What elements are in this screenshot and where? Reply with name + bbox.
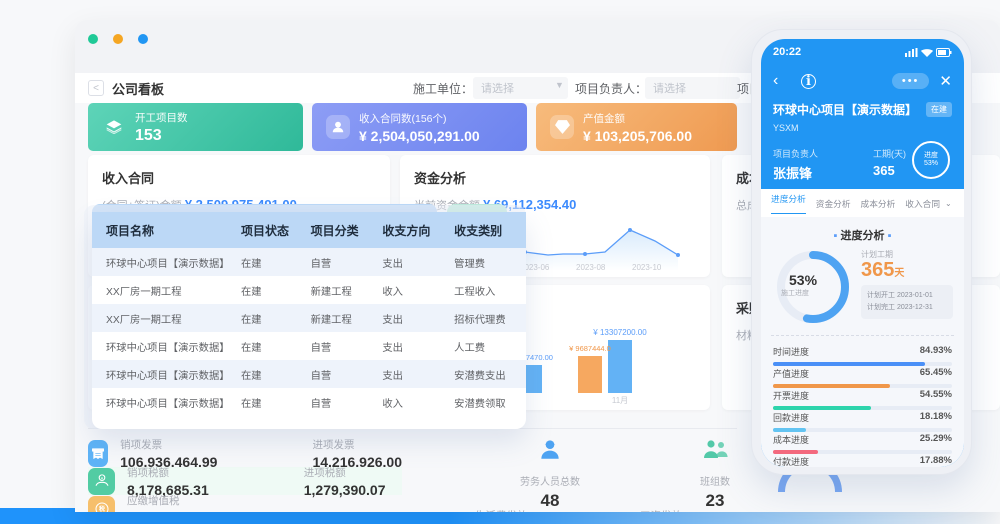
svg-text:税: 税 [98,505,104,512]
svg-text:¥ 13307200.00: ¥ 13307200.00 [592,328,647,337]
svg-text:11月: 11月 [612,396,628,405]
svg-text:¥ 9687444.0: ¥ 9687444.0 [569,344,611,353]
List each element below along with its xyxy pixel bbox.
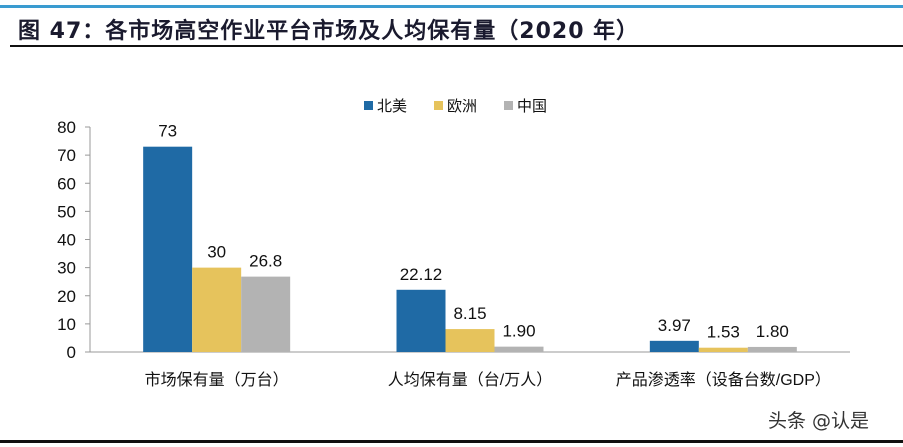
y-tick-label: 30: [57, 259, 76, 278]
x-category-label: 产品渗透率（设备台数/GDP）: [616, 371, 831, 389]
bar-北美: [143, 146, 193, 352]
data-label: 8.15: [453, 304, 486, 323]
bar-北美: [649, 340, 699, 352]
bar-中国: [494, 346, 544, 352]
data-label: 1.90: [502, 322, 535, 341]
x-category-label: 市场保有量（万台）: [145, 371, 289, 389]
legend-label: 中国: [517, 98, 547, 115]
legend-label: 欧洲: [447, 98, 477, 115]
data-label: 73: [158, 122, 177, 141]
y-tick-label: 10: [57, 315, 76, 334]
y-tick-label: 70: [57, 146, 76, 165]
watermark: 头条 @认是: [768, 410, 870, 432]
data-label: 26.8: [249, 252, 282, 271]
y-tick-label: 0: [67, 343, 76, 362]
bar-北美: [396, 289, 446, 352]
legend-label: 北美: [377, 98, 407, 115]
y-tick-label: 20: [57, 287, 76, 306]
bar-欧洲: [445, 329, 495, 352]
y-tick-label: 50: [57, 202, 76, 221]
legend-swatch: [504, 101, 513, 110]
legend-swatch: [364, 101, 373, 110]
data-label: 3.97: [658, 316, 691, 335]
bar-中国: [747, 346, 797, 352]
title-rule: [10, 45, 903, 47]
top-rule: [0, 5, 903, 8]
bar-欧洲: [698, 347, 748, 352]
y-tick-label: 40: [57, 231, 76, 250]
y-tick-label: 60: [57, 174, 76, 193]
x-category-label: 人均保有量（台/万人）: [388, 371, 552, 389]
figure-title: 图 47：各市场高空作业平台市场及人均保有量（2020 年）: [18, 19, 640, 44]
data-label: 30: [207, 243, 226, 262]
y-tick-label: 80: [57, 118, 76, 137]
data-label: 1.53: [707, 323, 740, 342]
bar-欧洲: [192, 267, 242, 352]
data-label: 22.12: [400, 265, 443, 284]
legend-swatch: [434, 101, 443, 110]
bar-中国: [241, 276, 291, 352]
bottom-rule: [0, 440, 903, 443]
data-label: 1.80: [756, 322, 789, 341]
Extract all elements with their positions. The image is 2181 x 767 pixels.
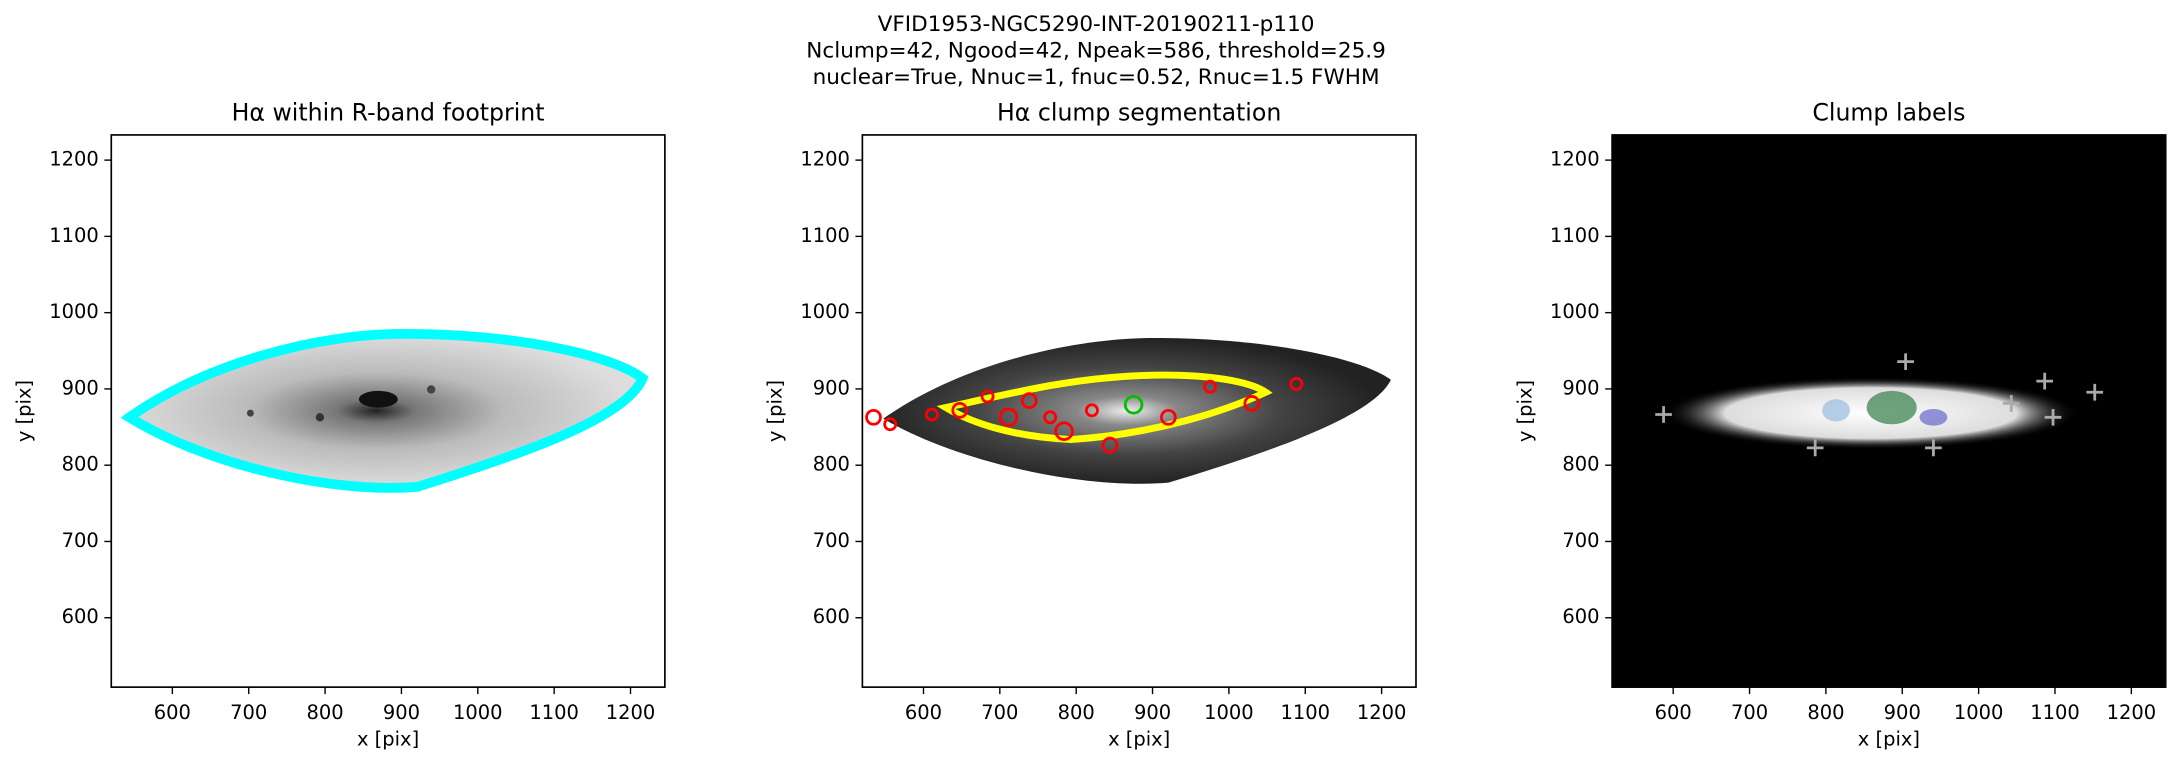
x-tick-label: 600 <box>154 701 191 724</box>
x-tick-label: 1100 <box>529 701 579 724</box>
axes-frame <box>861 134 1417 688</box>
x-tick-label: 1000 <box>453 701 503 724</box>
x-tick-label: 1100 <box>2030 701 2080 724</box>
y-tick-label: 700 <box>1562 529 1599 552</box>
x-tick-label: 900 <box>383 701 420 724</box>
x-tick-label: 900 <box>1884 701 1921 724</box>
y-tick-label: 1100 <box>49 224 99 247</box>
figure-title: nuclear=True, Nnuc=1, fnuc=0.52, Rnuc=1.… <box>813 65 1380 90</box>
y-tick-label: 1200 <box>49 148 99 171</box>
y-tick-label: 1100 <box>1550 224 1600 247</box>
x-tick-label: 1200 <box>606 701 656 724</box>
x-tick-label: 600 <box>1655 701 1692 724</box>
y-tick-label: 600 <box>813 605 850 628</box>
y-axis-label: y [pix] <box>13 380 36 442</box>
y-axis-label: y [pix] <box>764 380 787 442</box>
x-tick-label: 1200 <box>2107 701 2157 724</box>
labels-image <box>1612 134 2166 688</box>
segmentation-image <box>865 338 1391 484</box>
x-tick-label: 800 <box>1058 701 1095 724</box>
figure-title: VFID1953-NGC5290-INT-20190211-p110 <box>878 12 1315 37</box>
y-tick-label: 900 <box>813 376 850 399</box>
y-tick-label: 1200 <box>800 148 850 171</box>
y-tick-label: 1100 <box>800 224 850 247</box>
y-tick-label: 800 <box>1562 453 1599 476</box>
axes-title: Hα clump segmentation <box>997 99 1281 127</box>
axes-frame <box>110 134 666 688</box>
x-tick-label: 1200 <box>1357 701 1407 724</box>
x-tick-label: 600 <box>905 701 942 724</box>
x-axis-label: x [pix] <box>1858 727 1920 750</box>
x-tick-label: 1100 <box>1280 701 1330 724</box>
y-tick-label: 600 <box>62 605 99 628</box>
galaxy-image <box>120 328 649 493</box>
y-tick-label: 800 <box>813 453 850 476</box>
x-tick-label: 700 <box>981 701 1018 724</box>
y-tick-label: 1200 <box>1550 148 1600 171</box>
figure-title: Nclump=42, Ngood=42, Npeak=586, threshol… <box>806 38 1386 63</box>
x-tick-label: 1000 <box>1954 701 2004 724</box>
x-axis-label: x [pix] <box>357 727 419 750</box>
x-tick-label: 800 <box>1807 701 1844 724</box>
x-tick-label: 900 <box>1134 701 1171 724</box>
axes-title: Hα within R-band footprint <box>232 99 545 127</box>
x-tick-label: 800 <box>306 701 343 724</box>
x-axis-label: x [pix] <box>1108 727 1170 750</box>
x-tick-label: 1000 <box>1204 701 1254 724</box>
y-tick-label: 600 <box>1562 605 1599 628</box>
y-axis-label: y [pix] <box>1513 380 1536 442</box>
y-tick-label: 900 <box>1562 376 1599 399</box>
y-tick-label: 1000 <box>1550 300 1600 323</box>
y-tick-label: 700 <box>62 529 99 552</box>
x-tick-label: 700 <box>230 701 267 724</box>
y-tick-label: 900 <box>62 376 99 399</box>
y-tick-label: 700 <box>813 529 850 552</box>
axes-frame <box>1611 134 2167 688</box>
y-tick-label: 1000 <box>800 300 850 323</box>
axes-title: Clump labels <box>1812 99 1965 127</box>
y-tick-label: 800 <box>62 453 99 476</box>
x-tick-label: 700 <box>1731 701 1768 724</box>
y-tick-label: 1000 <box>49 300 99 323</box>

---

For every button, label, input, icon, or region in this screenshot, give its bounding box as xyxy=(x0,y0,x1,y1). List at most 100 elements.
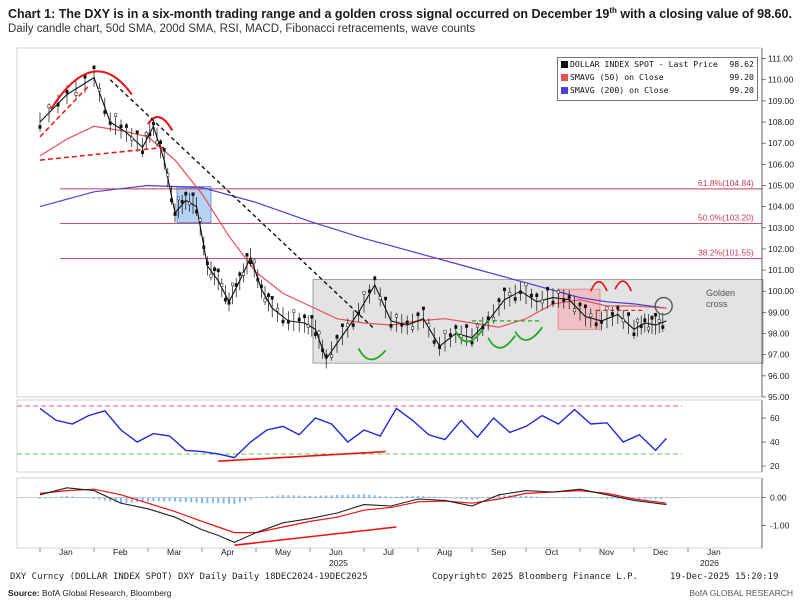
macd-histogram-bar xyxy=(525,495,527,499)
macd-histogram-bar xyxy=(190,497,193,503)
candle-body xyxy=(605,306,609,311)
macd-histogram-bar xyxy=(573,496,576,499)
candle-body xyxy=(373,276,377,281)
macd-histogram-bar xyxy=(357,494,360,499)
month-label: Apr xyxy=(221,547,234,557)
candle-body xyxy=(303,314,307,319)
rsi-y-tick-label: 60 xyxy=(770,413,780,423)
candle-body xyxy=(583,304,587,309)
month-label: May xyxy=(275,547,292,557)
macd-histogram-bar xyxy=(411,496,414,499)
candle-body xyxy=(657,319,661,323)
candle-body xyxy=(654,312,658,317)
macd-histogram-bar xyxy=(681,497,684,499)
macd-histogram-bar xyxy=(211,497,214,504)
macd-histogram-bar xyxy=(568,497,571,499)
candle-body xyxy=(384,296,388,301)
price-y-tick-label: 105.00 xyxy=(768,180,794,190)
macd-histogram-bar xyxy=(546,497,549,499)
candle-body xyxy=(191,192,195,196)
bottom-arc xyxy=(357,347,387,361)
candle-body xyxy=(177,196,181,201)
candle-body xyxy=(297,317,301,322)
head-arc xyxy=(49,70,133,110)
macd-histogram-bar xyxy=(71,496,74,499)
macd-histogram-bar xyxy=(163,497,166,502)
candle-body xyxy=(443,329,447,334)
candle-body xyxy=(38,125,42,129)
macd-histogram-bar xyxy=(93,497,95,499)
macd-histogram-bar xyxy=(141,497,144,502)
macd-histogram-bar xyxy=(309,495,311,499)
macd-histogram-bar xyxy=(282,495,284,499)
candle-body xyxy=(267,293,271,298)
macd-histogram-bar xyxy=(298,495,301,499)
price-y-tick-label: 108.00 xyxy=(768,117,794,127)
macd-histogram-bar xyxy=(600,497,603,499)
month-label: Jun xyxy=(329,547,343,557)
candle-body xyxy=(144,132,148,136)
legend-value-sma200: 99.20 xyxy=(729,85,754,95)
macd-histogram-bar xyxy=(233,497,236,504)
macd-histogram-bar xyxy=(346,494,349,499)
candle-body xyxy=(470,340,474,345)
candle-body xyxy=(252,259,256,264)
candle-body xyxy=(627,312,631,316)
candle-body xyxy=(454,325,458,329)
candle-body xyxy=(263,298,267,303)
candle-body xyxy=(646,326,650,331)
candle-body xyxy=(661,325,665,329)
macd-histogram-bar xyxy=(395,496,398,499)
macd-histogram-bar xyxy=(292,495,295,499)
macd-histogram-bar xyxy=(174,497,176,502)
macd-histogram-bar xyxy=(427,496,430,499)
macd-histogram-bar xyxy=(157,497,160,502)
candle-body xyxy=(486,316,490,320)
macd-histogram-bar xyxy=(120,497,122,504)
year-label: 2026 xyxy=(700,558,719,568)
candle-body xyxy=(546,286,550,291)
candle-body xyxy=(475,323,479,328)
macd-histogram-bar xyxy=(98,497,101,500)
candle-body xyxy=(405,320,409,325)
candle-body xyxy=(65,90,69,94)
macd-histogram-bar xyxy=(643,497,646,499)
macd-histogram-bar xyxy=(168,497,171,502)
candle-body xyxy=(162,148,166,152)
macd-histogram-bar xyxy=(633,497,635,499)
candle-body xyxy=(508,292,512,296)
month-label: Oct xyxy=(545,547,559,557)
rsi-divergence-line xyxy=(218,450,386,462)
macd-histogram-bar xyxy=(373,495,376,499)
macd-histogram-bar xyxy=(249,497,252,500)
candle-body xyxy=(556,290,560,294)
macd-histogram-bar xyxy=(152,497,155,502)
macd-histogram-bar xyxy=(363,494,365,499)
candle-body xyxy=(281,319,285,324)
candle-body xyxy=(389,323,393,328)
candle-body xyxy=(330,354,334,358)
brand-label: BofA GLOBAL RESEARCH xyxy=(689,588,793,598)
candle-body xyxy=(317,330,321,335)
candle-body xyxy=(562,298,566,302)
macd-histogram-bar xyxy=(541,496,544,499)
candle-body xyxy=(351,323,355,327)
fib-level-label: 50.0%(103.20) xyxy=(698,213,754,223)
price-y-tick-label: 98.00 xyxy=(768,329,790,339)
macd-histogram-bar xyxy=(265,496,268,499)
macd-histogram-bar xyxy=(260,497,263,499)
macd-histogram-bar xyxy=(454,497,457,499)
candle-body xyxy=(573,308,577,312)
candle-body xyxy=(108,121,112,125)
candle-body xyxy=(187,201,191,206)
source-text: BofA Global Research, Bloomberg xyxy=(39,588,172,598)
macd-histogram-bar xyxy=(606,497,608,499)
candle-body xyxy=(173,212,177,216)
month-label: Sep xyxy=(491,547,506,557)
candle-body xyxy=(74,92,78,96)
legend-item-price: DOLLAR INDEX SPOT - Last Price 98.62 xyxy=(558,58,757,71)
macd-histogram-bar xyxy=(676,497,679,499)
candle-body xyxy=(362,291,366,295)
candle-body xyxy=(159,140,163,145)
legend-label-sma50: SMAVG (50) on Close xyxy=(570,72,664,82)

--

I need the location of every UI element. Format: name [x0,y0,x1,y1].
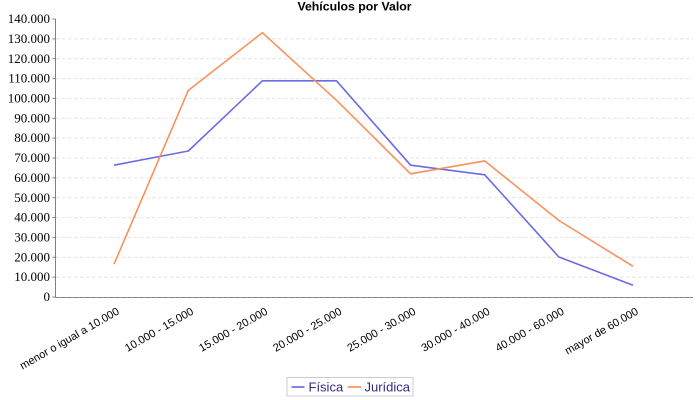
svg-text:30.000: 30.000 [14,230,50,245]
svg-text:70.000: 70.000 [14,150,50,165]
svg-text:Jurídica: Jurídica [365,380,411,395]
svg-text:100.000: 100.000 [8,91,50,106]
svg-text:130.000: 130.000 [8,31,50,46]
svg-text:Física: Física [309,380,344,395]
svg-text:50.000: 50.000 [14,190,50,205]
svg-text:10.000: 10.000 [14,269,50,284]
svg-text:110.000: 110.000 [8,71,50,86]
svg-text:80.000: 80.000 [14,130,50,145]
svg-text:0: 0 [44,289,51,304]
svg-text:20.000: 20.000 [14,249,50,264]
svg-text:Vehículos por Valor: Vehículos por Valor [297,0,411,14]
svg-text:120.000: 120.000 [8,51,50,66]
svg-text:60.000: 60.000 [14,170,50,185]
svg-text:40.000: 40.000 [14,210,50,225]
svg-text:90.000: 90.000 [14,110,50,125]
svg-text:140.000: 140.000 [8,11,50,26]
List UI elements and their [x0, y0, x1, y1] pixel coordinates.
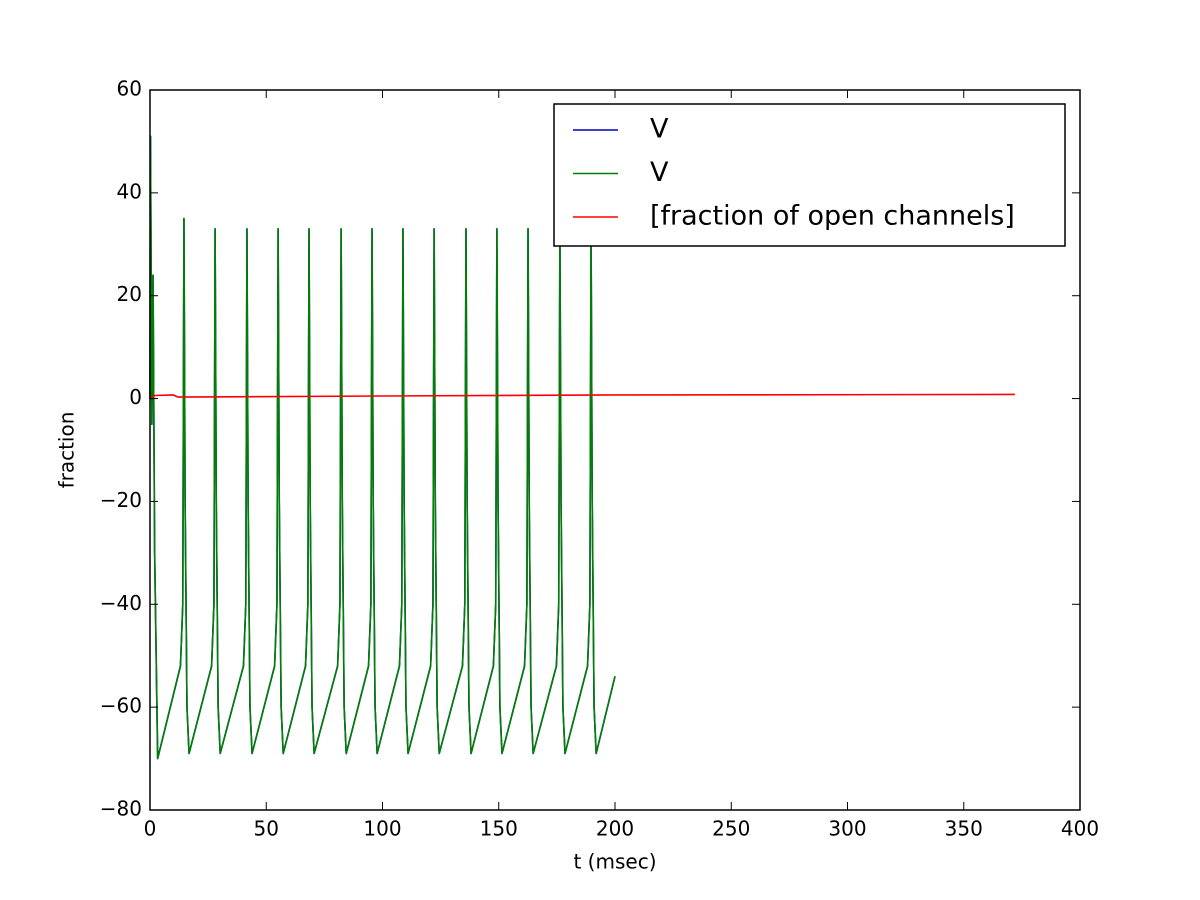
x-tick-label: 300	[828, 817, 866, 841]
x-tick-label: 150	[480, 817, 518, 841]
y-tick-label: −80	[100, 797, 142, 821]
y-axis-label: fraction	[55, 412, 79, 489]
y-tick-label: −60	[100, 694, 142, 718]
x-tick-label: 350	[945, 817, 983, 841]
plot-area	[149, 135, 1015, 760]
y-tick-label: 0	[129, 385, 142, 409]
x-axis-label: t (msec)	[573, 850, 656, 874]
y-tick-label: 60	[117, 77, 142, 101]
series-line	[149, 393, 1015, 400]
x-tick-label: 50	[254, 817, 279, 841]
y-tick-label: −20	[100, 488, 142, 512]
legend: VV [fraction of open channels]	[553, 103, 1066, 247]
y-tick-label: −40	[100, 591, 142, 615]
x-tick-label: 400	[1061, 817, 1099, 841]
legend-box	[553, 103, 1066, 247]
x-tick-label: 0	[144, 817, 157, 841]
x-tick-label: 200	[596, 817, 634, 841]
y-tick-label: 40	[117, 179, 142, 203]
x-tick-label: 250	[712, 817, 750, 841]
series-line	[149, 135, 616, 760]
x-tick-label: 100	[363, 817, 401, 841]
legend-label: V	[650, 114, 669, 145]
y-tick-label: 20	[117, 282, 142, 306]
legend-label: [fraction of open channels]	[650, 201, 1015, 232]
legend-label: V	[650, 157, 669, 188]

PROMPT:
Please give the stretch from the line containing "What elements are" through the line containing "List each element" as a JSON list of strings, one string per line, with blank lines and pictures left out.

RESULT BELOW:
[
  "What elements are in this screenshot and where? Reply with name + bbox.",
  "svg-text:税: 税 [98,505,104,512]",
  "svg-text:¥ 13307200.00: ¥ 13307200.00 [592,328,647,337]",
  "svg-text:11月: 11月 [612,396,628,405]",
  "svg-text:¥ 9687444.0: ¥ 9687444.0 [569,344,611,353]",
  "List each element below along with its xyxy pixel bbox."
]